**Text section**.
Multiple cctyper runs on the same contig giving different outputs?

Question

Multiple cctyper runs on the same contig giving different outputs?

Closed this issue 2 years ago · 2 comments

Dear all

I ran cctyper on a large number of contigs, and the outputs of cas_operon.tab contained say a subgroup of contigs that had Cas hits.

I then sub-selected this set of Cas-positive contigs, and re-run cctyper. This time, A large majority of the contig and their Cas operon-containing positions were identical, except for a small subset of them, where some of these operons are now chopped up into multiple smaller cas operons. Interestingly, this small group of contigs are now present in the cas_operon_putative.tab, meaning that these predictions have become less confident.

**Records supplied**.

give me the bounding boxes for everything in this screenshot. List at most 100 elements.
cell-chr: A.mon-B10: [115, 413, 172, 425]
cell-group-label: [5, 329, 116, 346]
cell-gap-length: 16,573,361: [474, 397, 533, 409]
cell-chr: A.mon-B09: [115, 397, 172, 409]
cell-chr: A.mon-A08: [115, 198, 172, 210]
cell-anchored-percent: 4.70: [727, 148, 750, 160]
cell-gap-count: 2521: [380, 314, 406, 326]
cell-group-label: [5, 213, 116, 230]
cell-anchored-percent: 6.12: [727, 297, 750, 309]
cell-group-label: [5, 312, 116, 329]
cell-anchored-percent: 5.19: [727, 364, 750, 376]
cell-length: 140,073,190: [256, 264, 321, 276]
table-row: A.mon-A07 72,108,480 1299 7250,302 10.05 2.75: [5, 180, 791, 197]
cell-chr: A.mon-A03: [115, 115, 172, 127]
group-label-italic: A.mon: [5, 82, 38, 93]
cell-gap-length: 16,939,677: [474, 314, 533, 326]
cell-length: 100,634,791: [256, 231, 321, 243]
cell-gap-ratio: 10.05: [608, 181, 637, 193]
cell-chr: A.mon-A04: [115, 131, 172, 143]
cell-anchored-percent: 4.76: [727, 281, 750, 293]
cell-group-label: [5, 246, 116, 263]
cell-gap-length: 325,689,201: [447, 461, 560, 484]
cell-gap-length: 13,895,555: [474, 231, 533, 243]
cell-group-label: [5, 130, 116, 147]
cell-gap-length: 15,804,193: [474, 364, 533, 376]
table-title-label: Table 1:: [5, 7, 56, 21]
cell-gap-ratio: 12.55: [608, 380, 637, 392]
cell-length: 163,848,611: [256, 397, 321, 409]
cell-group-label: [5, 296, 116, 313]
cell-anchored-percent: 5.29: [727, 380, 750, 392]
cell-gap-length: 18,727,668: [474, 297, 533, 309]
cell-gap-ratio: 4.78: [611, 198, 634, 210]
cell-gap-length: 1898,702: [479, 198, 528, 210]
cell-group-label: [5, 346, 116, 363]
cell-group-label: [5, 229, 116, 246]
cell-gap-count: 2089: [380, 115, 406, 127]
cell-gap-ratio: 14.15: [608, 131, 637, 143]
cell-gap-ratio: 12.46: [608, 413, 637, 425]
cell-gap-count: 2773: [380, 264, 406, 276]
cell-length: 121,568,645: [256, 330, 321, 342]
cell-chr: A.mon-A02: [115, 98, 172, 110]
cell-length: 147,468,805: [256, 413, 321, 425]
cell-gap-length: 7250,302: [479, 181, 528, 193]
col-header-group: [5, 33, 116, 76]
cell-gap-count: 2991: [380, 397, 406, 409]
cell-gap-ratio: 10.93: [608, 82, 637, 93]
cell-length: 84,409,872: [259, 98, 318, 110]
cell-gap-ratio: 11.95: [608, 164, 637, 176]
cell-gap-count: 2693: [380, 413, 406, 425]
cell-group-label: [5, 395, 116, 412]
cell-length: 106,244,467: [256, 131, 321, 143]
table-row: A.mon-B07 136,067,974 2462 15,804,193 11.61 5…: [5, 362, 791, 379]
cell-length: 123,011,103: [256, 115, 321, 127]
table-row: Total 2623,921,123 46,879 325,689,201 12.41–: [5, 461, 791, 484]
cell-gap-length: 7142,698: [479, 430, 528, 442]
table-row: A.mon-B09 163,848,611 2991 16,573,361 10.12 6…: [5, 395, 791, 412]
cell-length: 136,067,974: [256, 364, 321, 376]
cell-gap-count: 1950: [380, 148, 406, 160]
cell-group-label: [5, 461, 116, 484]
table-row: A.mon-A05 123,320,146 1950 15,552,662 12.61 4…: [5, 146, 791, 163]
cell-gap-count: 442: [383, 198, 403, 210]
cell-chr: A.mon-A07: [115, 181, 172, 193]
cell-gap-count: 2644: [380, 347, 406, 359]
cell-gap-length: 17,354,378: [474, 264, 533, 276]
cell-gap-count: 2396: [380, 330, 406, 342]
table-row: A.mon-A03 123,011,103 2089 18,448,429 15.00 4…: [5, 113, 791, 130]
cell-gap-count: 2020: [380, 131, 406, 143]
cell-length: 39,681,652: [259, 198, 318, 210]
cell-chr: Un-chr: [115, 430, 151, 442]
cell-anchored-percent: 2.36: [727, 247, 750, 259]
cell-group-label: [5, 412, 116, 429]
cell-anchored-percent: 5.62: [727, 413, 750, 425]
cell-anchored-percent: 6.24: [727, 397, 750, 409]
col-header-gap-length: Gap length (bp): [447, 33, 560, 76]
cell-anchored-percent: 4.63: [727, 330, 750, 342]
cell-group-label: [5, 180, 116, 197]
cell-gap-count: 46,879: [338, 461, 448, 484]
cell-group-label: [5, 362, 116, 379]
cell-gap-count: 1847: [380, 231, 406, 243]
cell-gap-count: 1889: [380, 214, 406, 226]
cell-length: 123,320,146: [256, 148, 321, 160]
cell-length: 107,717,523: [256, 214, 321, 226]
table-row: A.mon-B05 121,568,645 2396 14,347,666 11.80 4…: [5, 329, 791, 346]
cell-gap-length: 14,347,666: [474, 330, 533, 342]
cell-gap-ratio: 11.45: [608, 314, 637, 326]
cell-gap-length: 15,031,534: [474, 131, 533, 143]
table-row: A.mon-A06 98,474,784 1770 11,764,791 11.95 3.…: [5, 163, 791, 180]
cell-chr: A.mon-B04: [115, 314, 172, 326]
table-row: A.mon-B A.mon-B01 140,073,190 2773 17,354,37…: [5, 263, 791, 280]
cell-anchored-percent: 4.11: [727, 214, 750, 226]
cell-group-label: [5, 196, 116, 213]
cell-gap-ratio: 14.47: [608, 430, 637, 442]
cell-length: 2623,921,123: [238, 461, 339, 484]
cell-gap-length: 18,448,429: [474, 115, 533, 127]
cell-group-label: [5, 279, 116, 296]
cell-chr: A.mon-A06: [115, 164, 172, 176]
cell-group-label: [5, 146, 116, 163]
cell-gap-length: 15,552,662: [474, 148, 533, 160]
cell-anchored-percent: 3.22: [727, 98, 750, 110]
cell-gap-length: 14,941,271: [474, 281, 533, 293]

**Your goal**. Resume the forum post about repeated cctyper runs on the same contigs giving different outputs, picking up after its last sentence. The lines have nothing to do with what comes next.

**Task result**.
I wonder why this is the case even though the contigs selected from the two cctyper runs were a subset of that of the first, but otherwise identical contigs. Thanks

Marcus

Answer 1 · 2022-03-16T10:19:25.000Z

Dear Marcus

I think the problem is with the open-reading-frame tool, prodigal, that cctyper uses. If you run cctyper with default settings it is expecting a single genome as input and prodigal will optimize it's gene-finding algorithm to that genome. If you were to only include a subset of that genome, the genes could very well be different which will change the cctyper results, since a gene might be missing.

In conclusion, it sounds like you have run cctyper on a metagenome (or a collection of genomes) with default options, where you should have been using --prodigal meta option. In any case, if you want consistency between subsets of contigs and the fuill contig set you should use the --prodigal meta argument.

Jakob

Answer 2 · 2022-03-16T11:44:37.000Z

Thank you Jakob for the quick response.